— start Text provided —
# Good shop to get bike-fitted in south bay?



## K-Zero (Feb 7, 2004)

Recently I've been experiencing some "saddle discomfort", and I want to get my bike professionally fitted to make sure my riding position is correct. Is there any shop you guys recommend for this in south bay (San Jose, Santa Clara, Palo Alto, etc)?

K-Zero


----------



## johnny99 (Apr 2, 2004)

Shaw's in Santa Clara: http://www.shawscycles.com/


----------



## K-Zero (Feb 7, 2004)

johnny99 said:


> Shaw's in Santa Clara: http://www.shawscycles.com/


They sound like a real pro -- I'll give them a call tomorrow.

Thanks,
K-Zero


----------



## snapdragen (Jan 28, 2004)

Not a shop - but Curtis Cramblett is considered a god by many people who have done the AIDS ride or LifeCycle.

http://www.revolutionsinfitness.com/

Shaw's set me up in too much of a race position (I'm definately not a racer).


----------



## junglejesus (Nov 20, 2005)

the outfitters, on foothill in los altos.


----------



## K-Zero (Feb 7, 2004)

snapdragen said:


> Not a shop - but Curtis Cramblett is considered a god by many people who have done the AIDS ride or LifeCycle.
> 
> http://www.revolutionsinfitness.com/
> 
> Shaw's set me up in too much of a race position (I'm definately not a racer).


Thanks for the heads-up -- I sent him an email. I'm not a racer either (on the road, anyway), so he may suit my needs better.

Do you know where he's located? His site didn't have much info on price, availability, etc.
— end Text provided —
— start Raw data —
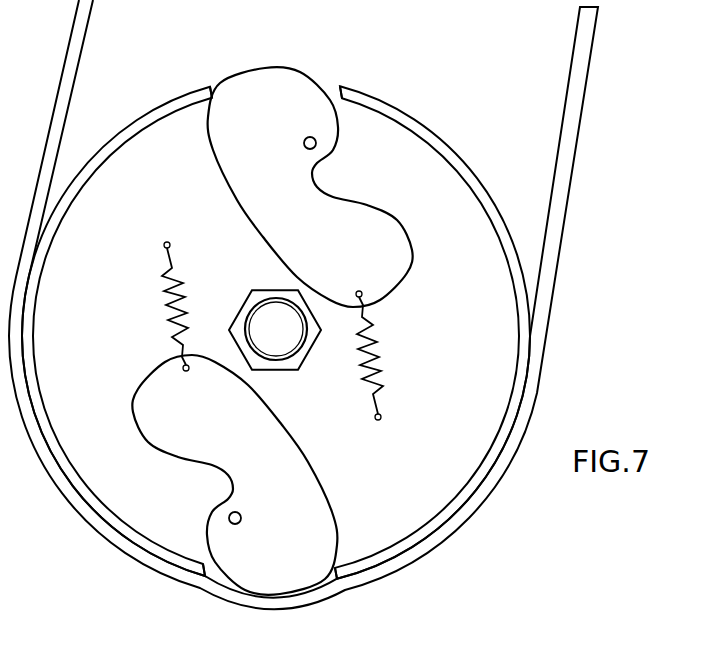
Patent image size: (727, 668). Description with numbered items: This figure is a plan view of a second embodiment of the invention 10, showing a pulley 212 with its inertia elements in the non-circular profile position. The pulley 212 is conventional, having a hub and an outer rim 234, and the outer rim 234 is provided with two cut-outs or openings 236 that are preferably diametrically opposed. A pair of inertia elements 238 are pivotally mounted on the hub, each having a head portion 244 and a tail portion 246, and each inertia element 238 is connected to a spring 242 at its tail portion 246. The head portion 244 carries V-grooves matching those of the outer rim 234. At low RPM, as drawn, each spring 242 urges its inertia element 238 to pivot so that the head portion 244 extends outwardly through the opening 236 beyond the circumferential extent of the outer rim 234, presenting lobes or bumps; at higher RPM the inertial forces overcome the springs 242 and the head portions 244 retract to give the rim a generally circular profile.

The rail guide track 10 is at (567, 176).
The pulley 212 is at (450, 142).
The outer rim 234 is at (166, 104).
The cut-outs or openings 236 is at (332, 87).
The inertia element 238 is at (393, 249).
The spring 242 is at (166, 291).
The head portion 244 is at (273, 76).
The tail portion 246 is at (395, 283).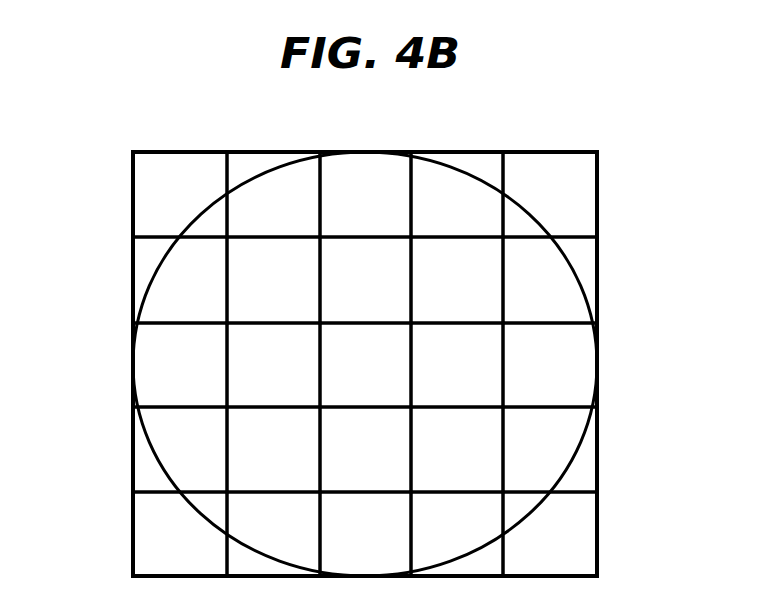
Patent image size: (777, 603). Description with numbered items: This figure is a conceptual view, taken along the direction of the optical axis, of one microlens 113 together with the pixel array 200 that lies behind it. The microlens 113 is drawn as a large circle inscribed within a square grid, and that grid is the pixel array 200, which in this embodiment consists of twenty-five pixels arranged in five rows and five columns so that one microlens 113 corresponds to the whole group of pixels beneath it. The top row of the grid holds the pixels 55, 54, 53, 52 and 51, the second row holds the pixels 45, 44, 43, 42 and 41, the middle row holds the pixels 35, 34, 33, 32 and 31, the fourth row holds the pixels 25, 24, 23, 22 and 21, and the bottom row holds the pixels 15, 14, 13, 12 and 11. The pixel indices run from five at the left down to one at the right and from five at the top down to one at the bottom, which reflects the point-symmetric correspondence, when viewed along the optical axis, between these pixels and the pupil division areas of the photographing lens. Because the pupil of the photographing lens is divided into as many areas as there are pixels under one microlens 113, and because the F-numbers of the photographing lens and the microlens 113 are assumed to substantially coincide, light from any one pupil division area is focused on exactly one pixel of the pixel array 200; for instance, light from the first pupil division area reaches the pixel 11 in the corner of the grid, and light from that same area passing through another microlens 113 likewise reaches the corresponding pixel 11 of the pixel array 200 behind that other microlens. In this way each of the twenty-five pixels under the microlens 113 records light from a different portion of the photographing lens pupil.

The pixel array 200 is at (421, 364).
The microlens 113 is at (140, 300).
The pixel p55 55 is at (180, 194).
The pixel p54 54 is at (273, 194).
The pixel p53 53 is at (365, 194).
The pixel p52 52 is at (457, 194).
The pixel p51 51 is at (550, 194).
The pixel p45 45 is at (180, 280).
The pixel p44 44 is at (273, 280).
The pixel p43 43 is at (365, 280).
The pixel p42 42 is at (457, 280).
The pixel p41 41 is at (550, 280).
The pixel p35 35 is at (180, 365).
The pixel p34 34 is at (273, 365).
The pixel p33 33 is at (365, 365).
The pixel p32 32 is at (457, 365).
The pixel p31 31 is at (550, 365).
The pixel p25 25 is at (180, 449).
The pixel p24 24 is at (273, 449).
The pixel p23 23 is at (365, 449).
The pixel p22 22 is at (457, 449).
The pixel p21 21 is at (550, 449).
The pixel p15 15 is at (180, 534).
The pixel p14 14 is at (273, 534).
The pixel p13 13 is at (365, 534).
The pixel p12 12 is at (457, 534).
The pixel p11 11 is at (550, 534).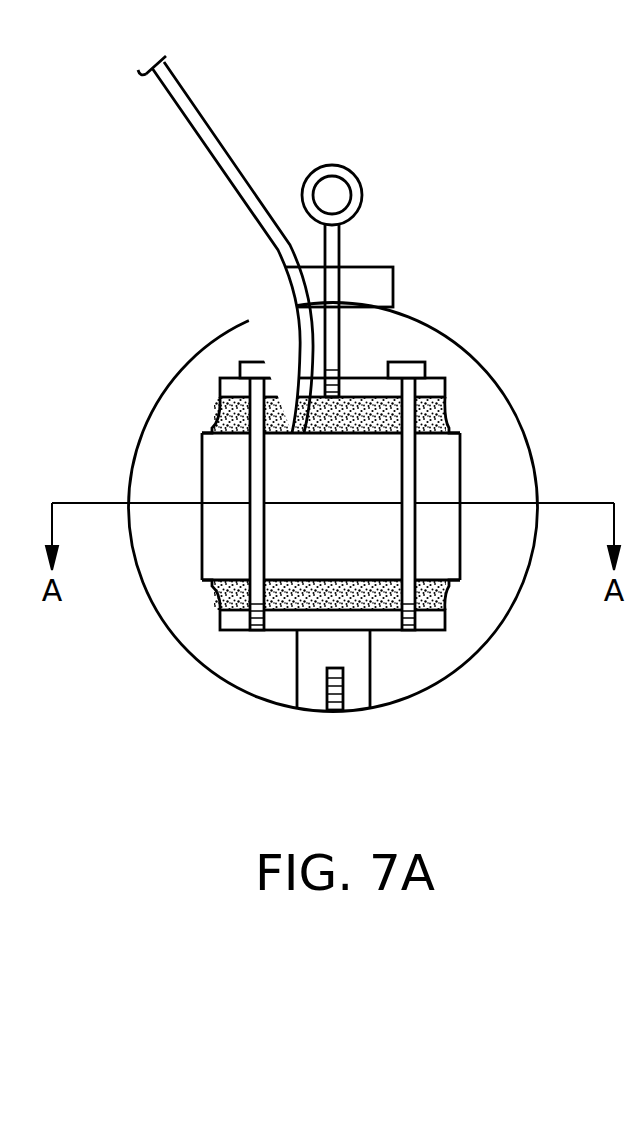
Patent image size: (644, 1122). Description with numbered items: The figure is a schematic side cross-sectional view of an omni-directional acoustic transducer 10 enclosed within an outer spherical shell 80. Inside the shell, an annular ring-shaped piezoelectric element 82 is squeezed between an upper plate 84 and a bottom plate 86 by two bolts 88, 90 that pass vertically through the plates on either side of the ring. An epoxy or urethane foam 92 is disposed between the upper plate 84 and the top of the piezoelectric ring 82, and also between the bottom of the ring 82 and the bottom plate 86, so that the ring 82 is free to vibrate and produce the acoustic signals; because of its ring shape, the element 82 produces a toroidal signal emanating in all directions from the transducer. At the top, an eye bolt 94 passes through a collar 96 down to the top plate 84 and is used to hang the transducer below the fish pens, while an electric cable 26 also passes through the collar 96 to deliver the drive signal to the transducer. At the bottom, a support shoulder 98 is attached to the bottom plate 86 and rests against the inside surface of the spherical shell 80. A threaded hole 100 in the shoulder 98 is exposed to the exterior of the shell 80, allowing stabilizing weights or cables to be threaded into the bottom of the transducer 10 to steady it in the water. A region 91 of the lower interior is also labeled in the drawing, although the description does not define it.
— end Raw data —
• **Goal**: Continue the forum thread about finding a bike fit in the South Bay from its last post onward.

• **Response to the task**:
K-Zero


----------



## Woofer (Nov 18, 2004)

K-Zero said:


> Recently I've been experiencing some "saddle discomfort", and I want to get my bike professionally fitted to make sure my riding position is correct. Is there any shop you guys recommend for this in south bay (San Jose, Santa Clara, Palo Alto, etc)?
> 
> K-Zero


Cupertino Bike 
www.cupertinobike.com


----------



## snapdragen (Jan 28, 2004)

K-Zero said:


> Thanks for the heads-up -- I sent him an email. I'm not a racer either (on the road, anyway), so he may suit my needs better.
> 
> Do you know where he's located? His site didn't have much info on price, availability, etc.
> 
> K-Zero


I think he has his office in the East Bay and one in the South Bay. Last time I saw him, he was in the Cambrian area of San Jose. I've forgotten the price, but it wasn't outrageous. He'll get busier the closer it gets to the LifeCycle event in June. He's a good guy, and really knows his stuff!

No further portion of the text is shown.